PROBLEM REQUIREMENTS.
Tally each line where the word "Eylemleri" occurs, then give only the total.
═══ SUPPLIED DATA
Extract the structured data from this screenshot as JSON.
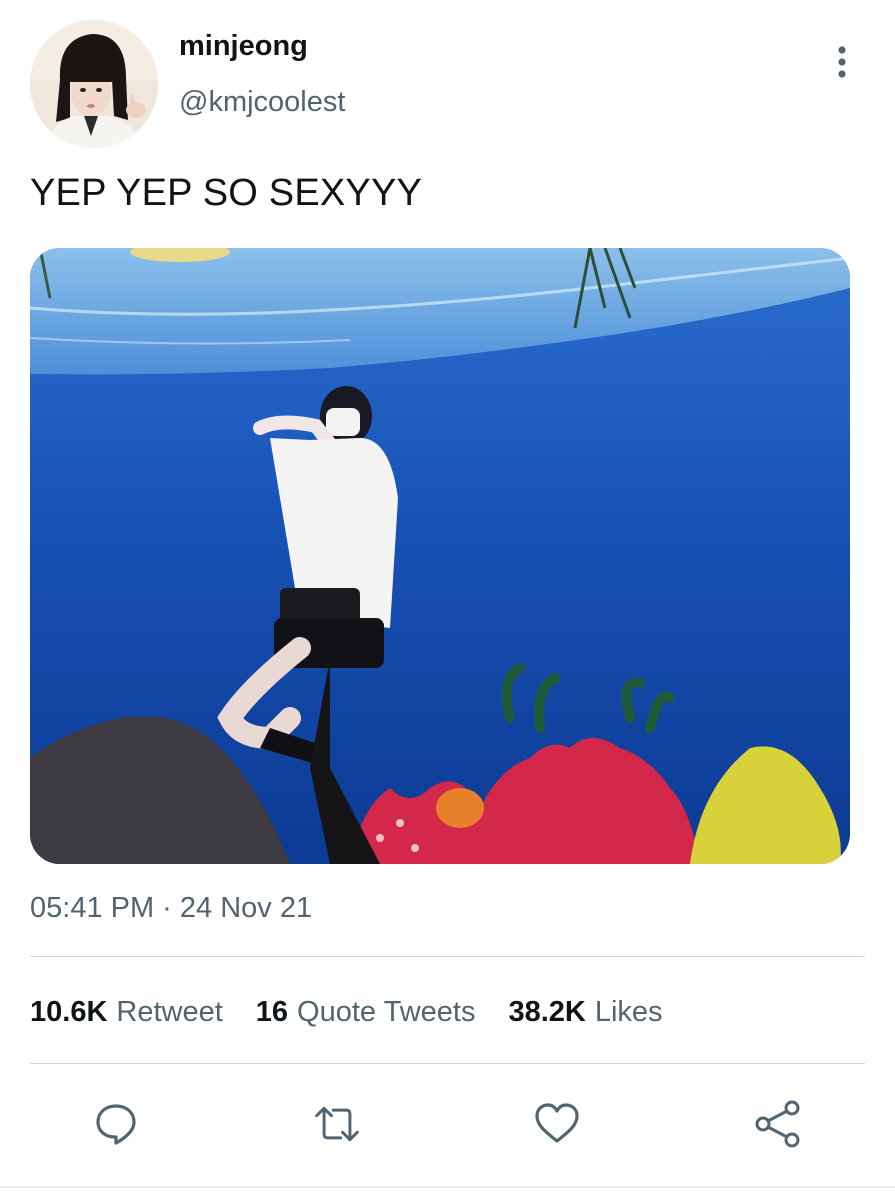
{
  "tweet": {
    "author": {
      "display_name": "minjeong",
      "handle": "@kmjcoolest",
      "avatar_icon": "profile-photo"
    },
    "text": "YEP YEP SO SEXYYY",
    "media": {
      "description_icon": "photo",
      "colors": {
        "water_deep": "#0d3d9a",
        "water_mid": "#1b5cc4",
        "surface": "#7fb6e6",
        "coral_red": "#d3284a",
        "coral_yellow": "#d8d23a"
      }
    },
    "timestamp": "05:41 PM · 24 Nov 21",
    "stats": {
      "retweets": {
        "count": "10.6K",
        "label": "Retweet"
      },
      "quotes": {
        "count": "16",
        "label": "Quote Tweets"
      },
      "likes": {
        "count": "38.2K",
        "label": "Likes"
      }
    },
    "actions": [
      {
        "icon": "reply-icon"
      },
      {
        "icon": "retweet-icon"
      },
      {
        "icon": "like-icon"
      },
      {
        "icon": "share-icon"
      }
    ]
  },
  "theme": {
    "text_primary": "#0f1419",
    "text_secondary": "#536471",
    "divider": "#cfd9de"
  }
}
══════
═══ SUPPLIED DATA
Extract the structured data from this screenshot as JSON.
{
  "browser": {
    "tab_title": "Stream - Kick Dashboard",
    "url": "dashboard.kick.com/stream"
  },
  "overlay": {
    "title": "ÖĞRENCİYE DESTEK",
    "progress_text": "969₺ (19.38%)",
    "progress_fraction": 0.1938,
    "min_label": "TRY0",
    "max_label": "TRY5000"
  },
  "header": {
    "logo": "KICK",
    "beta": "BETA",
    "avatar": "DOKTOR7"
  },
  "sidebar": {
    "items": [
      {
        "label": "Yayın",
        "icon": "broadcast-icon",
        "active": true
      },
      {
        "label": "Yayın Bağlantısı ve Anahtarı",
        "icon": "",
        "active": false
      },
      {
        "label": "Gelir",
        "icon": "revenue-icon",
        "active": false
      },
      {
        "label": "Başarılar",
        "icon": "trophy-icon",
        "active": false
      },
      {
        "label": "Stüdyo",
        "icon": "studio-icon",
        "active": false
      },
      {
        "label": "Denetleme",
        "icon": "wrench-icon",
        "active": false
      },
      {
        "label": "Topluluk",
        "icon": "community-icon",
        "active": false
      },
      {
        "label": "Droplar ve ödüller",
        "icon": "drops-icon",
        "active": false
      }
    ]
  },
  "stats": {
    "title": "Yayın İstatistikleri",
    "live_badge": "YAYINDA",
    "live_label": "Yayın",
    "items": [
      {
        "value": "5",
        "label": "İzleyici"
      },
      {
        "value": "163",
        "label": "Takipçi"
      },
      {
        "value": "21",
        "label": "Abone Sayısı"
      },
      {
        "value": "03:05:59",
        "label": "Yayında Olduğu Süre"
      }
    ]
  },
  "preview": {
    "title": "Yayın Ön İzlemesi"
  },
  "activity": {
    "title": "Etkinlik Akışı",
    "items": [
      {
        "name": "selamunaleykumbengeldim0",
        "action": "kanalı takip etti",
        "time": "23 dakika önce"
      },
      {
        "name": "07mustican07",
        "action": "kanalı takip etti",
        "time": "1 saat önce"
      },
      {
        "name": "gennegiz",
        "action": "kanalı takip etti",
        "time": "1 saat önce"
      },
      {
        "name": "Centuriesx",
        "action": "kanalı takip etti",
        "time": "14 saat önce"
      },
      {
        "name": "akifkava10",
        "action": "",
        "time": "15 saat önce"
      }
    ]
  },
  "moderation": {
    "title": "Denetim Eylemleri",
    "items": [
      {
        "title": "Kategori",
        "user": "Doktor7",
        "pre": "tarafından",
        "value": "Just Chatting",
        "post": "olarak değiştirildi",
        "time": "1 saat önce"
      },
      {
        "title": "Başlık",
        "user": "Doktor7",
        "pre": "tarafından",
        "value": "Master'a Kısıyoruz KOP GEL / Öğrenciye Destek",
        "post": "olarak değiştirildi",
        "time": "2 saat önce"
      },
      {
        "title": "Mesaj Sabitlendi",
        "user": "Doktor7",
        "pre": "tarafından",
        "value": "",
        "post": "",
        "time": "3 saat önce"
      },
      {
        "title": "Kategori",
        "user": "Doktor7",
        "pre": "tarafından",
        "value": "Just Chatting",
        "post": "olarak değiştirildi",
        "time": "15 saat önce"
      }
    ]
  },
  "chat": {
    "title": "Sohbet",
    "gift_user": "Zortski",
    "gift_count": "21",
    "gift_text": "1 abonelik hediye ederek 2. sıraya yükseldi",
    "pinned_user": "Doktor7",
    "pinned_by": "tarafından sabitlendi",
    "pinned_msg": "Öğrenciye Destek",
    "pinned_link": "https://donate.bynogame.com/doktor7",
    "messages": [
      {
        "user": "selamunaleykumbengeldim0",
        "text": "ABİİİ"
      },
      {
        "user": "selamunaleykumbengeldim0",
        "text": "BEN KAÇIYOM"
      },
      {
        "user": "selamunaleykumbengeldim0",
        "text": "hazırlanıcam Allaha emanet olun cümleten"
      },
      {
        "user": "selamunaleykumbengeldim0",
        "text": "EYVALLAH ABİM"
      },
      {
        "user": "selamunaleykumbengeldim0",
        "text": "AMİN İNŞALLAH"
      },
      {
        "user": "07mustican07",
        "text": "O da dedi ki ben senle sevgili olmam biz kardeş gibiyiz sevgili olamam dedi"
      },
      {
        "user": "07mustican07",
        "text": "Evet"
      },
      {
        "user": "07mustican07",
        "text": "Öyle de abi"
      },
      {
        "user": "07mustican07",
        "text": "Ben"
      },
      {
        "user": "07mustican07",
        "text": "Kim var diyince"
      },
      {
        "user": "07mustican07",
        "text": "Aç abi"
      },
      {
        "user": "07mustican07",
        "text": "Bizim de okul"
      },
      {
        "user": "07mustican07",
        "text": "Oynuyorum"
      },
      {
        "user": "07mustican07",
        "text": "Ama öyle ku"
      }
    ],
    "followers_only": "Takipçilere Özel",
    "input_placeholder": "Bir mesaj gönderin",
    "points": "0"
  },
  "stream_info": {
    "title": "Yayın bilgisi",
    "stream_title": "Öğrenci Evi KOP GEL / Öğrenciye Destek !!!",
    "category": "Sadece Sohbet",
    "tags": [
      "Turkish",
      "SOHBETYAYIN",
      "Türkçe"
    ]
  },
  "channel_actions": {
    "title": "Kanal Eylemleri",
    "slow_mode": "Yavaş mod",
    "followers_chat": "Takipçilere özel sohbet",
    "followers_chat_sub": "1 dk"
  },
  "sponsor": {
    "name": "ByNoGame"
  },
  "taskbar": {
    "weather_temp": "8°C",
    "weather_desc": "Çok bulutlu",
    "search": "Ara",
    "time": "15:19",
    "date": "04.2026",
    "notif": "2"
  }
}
══════
FINAL RESULT.
2